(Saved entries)
====

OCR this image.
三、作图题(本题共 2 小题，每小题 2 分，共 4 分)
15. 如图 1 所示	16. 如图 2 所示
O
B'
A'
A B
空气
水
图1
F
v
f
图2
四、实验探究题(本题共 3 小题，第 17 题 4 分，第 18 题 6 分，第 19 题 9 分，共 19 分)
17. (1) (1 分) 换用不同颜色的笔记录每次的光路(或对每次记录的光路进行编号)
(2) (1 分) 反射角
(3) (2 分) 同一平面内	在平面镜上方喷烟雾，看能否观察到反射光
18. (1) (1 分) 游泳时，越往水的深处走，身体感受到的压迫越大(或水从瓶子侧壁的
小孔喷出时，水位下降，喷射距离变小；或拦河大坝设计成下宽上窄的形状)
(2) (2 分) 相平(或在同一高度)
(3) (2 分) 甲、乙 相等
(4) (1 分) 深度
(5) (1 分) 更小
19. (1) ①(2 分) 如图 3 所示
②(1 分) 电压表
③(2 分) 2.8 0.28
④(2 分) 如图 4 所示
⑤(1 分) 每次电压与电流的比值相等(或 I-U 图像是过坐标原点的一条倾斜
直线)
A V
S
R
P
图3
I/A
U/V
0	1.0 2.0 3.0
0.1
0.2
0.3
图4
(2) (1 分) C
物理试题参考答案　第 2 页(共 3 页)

====

■ **Written problem**:
Reproduce all of the entries word for word.

■ **Solution to this exercise**:
OCR this image.
三、作图题(本题共 2 小题，每小题 2 分，共 4 分)
15. 如图 1 所示	16. 如图 2 所示
O
B'
A'
A B
空气
水
图1
F
v
f
图2
四、实验探究题(本题共 3 小题，第 17 题 4 分，第 18 题 6 分，第 19 题 9 分，共 19 分)
17. (1) (1 分) 换用不同颜色的笔记录每次的光路(或对每次记录的光路进行编号)
(2) (1 分) 反射角
(3) (2 分) 同一平面内	在平面镜上方喷烟雾，看能否观察到反射光
18. (1) (1 分) 游泳时，越往水的深处走，身体感受到的压迫越大(或水从瓶子侧壁的
小孔喷出时，水位下降，喷射距离变小；或拦河大坝设计成下宽上窄的形状)
(2) (2 分) 相平(或在同一高度)
(3) (2 分) 甲、乙 相等
(4) (1 分) 深度
(5) (1 分) 更小
19. (1) ①(2 分) 如图 3 所示
②(1 分) 电压表
③(2 分) 2.8 0.28
④(2 分) 如图 4 所示
⑤(1 分) 每次电压与电流的比值相等(或 I-U 图像是过坐标原点的一条倾斜
直线)
A V
S
R
P
图3
I/A
U/V
0	1.0 2.0 3.0
0.1
0.2
0.3
图4
(2) (1 分) C
物理试题参考答案　第 2 页(共 3 页)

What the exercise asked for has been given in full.